The indicated chronological marks organically fit into the system of Byzantine New Years: January 1, March 1, September 1. The most solemnly celebrated January date (January 1)—a few days after the pagan holiday of the sun. The marked new year was celebrated in Byzantium not only by pagans, but also by Christians. The beginning of time, the annual cycle, which could be associated with the beginning of the world, with the day of creation, at the same time turned out to be identical to the time of the coming of the Savior, the Sun of Righteousness, Christ.

Of course, this holiday was national, not without elements of pagan celebrations. Undoubtedly, Christmas carols date back to Roman calendars.

It is necessary to say a few words about the establishment of the feast of the Nativity of Christ in the Churches of Antioch, Alexandria and Constantinople.

The manuscript of the Syrian Monophosyte theologian Dionysius Bar-Salibi († 1171) contains a scholia explaining the reasons for introducing a special celebration of Christmas, which was established with an apologetic purpose—to refute the pagan holiday of the sun.

The feast of the Nativity of Christ, celebrated on December 25, turned out to be so convincing and important that during the 4th–5th centuries, it was accepted everywhere, not only in the West, but also in the East, including the most distant countries—Syria and Armenia.

The sermons of St. Gregory the Theologian and St. Gregory of Nyssa on two separate holidays of Christmas and Theophany confirm the appearance of these holidays in the Church of Constantinople. So, Gregory the Theologian gave two sermons: on Christmas—December 25, 380—and Theophany—January 6, 381. The separation of the holidays of Christmas and Theophany, approved by him in the Church of Constantinople, is subsequently confirmed in the sermon of St. Proclus of Constantinople (434–446).

○ ○ ○

■ OBJECTIVES
• a. Translate into Spanish this sentence from the passage on the feast of the Nativity: "Undoubtedly, Christmas carols date back to Roman calendars."
• b. From the passage on the feast of the Nativity, reproduce the part that opens with the words containing "The manuscript of" and closes with "refute the pagan holiday of the sun.".

○ ○ ○

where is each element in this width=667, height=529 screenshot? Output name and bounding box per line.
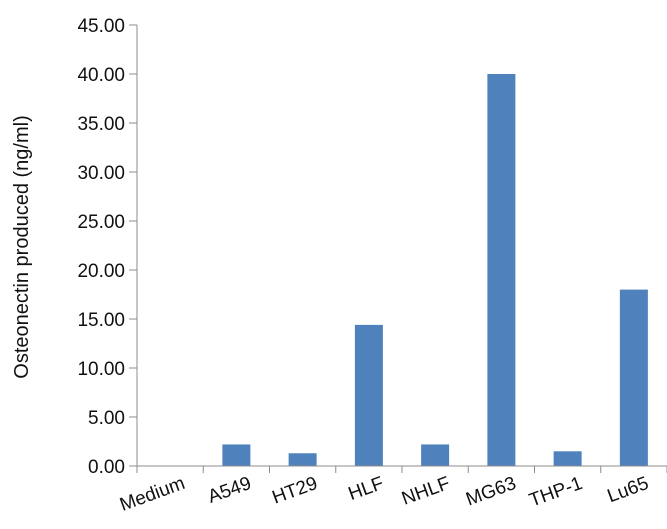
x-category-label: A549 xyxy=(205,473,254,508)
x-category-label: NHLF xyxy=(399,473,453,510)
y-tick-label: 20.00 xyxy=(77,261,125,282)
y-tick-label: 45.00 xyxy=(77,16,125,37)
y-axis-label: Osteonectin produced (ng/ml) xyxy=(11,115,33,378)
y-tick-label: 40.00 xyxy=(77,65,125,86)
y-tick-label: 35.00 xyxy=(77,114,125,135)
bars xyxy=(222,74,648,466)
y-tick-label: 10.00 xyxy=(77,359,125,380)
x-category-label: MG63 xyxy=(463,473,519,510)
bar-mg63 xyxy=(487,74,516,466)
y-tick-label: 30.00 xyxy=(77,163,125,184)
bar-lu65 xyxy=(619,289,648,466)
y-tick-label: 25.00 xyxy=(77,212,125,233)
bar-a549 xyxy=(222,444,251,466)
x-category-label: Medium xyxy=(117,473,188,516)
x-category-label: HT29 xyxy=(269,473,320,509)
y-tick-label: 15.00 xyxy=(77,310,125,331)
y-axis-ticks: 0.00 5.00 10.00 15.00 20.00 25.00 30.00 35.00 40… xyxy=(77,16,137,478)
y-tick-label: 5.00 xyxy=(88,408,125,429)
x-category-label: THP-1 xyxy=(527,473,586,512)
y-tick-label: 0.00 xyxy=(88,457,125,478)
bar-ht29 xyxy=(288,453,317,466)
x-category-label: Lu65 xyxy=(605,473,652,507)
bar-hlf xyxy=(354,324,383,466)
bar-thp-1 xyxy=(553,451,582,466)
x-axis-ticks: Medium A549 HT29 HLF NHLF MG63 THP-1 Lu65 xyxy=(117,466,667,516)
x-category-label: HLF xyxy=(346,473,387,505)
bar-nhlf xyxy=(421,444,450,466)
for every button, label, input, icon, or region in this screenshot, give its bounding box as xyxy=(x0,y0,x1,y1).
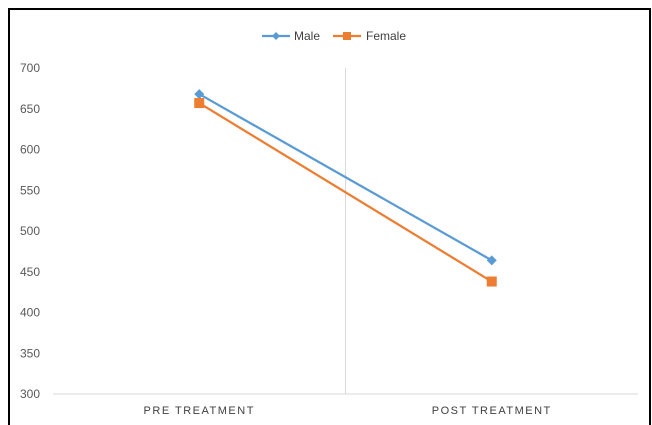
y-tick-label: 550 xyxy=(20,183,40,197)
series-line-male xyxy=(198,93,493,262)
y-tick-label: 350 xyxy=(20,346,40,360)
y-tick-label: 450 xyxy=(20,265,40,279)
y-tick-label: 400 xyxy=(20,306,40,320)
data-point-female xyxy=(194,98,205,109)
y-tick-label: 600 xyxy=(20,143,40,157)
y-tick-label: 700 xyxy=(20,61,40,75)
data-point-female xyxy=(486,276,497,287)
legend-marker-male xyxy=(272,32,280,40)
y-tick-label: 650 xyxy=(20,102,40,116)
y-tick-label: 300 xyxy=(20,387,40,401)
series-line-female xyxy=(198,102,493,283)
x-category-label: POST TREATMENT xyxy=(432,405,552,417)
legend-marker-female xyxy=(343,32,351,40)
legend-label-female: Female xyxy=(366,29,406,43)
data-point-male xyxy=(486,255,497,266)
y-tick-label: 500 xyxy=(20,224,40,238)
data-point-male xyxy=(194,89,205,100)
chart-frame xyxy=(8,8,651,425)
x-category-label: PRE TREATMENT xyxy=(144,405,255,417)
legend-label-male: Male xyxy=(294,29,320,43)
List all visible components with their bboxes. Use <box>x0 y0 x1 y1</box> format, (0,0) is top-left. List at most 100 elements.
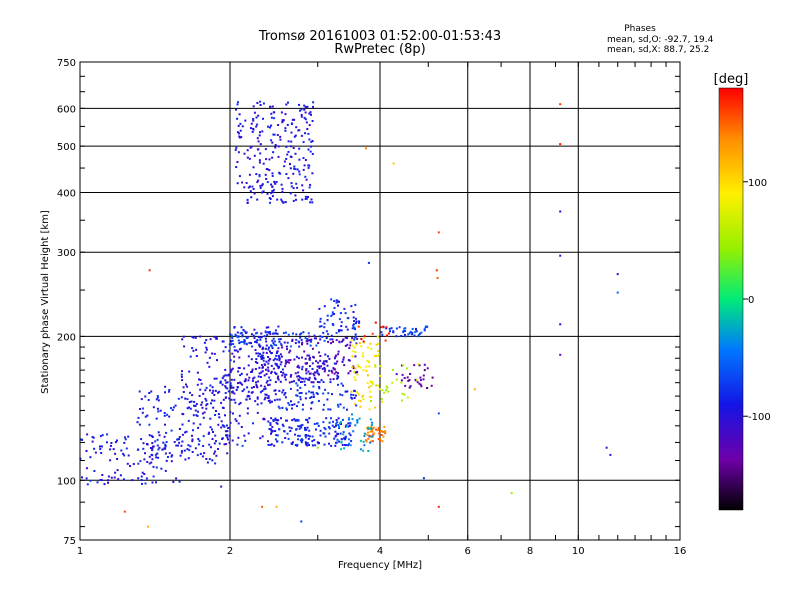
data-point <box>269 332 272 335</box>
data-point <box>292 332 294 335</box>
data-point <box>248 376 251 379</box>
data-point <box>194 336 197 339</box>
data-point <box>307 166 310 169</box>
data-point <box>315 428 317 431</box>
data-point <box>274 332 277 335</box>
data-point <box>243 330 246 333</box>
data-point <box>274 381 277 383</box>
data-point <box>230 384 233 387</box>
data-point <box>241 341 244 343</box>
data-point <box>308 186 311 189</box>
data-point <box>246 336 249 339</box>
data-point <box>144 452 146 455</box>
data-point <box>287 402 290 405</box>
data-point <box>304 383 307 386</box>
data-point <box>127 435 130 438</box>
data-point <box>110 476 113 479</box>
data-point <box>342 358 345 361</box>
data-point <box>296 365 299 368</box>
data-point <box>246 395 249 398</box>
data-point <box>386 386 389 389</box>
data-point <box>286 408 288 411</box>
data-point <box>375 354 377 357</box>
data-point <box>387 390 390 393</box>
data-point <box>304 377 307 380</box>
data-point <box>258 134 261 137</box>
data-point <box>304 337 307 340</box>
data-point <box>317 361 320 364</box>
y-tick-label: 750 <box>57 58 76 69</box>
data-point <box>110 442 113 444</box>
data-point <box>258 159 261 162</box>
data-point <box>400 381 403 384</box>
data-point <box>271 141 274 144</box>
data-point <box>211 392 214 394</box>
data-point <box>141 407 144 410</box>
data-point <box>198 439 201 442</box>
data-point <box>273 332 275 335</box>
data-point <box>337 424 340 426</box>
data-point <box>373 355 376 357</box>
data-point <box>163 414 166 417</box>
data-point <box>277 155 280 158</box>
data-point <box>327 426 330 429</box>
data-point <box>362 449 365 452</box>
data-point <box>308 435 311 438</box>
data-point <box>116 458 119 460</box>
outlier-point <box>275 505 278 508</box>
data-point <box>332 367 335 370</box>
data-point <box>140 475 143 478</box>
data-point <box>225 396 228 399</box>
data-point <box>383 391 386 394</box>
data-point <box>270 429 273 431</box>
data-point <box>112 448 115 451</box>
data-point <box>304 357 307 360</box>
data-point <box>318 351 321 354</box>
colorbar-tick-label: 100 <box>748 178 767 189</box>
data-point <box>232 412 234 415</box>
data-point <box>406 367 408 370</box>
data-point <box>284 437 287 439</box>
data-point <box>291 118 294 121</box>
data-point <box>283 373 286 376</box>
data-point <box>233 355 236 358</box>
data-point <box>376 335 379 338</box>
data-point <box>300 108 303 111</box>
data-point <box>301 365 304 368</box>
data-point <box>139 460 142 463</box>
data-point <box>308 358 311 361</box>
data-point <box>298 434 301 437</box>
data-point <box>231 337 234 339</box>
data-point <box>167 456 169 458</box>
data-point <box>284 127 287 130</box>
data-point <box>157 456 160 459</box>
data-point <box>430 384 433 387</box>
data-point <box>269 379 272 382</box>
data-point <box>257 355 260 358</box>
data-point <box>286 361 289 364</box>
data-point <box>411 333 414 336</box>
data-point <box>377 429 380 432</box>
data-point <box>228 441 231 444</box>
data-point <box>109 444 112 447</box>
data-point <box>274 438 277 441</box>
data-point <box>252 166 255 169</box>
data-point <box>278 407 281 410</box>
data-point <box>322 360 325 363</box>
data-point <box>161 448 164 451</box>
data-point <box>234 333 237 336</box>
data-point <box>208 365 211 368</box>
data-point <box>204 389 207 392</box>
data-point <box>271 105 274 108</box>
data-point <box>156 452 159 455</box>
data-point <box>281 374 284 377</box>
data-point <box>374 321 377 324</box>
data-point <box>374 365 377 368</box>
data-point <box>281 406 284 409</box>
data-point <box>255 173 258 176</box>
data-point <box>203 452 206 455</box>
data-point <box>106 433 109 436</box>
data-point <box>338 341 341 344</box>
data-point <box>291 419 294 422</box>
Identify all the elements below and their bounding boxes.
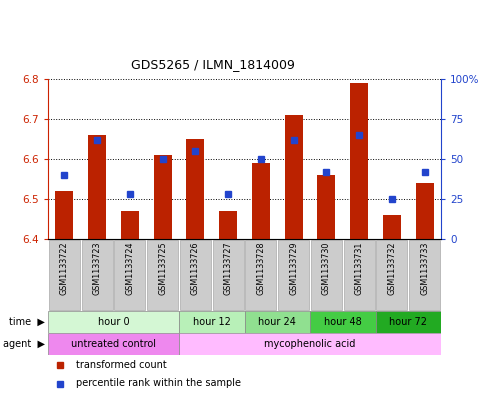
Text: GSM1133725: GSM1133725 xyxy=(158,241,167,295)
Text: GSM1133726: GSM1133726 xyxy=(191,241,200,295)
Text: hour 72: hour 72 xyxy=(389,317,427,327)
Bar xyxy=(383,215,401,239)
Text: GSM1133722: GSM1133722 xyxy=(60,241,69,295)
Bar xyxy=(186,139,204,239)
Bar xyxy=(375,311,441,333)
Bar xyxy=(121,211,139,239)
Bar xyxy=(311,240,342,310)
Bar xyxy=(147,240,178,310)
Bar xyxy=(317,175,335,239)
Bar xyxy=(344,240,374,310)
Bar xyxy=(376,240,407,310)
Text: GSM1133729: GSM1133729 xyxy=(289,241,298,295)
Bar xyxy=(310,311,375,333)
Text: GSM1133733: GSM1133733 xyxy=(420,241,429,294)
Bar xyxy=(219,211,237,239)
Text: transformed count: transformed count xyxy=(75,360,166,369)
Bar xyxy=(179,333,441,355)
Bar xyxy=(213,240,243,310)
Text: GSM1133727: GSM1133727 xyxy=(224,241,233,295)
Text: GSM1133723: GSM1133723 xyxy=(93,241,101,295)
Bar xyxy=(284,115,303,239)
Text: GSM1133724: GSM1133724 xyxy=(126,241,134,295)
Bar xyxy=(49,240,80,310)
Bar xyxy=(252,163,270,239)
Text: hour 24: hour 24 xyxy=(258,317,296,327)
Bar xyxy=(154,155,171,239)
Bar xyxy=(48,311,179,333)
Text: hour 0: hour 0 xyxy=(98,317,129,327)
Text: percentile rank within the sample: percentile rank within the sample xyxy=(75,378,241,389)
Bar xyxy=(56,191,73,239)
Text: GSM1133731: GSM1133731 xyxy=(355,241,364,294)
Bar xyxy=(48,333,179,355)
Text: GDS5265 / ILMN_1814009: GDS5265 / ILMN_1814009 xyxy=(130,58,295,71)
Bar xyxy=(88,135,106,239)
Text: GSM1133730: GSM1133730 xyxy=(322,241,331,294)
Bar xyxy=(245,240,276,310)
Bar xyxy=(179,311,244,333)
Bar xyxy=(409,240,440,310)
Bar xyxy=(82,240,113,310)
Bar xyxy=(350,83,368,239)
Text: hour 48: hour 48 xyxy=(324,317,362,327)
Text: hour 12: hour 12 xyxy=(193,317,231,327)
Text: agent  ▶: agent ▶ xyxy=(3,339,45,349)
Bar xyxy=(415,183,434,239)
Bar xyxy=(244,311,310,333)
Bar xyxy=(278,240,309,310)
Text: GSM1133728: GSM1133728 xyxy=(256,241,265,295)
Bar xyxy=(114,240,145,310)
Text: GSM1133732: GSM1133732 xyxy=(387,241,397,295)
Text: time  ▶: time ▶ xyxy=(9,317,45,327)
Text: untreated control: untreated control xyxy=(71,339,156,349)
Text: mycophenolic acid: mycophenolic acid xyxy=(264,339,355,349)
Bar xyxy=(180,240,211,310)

○ ○ ○

■ TASK-BY-TASK SOLUTIONS
• a. Sin duda, los villancicos se remontan a los calendarios romanos.

• b.
The manuscript of the Syrian Monophosyte theologian Dionysius Bar-Salibi († 1171) contains a scholia explaining the reasons for introducing a special celebration of Christmas, which was established with an apologetic purpose—to refute the pagan holiday of the sun.